ROWS -
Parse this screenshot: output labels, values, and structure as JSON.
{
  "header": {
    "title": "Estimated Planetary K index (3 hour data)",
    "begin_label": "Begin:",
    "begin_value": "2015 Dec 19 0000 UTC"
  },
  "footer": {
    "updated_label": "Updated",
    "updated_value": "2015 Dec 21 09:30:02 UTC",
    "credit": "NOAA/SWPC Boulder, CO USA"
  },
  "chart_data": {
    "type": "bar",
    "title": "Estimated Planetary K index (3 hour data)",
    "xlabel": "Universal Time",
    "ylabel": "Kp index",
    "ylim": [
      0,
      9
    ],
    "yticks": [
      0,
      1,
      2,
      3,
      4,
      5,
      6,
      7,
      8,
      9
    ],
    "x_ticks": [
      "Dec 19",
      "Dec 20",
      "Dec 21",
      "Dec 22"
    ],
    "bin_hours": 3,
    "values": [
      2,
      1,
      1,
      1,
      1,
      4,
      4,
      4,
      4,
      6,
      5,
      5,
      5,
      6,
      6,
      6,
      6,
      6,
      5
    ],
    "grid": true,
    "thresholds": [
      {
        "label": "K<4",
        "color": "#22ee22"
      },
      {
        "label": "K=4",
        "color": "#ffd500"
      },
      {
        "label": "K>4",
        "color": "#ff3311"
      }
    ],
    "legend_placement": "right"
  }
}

THE REQUEST - Write down all the entries again without a single difference.

FINISHED TASK -
Parse this screenshot: output labels, values, and structure as JSON.
{
  "header": {
    "title": "Estimated Planetary K index (3 hour data)",
    "begin_label": "Begin:",
    "begin_value": "2015 Dec 19 0000 UTC"
  },
  "footer": {
    "updated_label": "Updated",
    "updated_value": "2015 Dec 21 09:30:02 UTC",
    "credit": "NOAA/SWPC Boulder, CO USA"
  },
  "chart_data": {
    "type": "bar",
    "title": "Estimated Planetary K index (3 hour data)",
    "xlabel": "Universal Time",
    "ylabel": "Kp index",
    "ylim": [
      0,
      9
    ],
    "yticks": [
      0,
      1,
      2,
      3,
      4,
      5,
      6,
      7,
      8,
      9
    ],
    "x_ticks": [
      "Dec 19",
      "Dec 20",
      "Dec 21",
      "Dec 22"
    ],
    "bin_hours": 3,
    "values": [
      2,
      1,
      1,
      1,
      1,
      4,
      4,
      4,
      4,
      6,
      5,
      5,
      5,
      6,
      6,
      6,
      6,
      6,
      5
    ],
    "grid": true,
    "thresholds": [
      {
        "label": "K<4",
        "color": "#22ee22"
      },
      {
        "label": "K=4",
        "color": "#ffd500"
      },
      {
        "label": "K>4",
        "color": "#ff3311"
      }
    ],
    "legend_placement": "right"
  }
}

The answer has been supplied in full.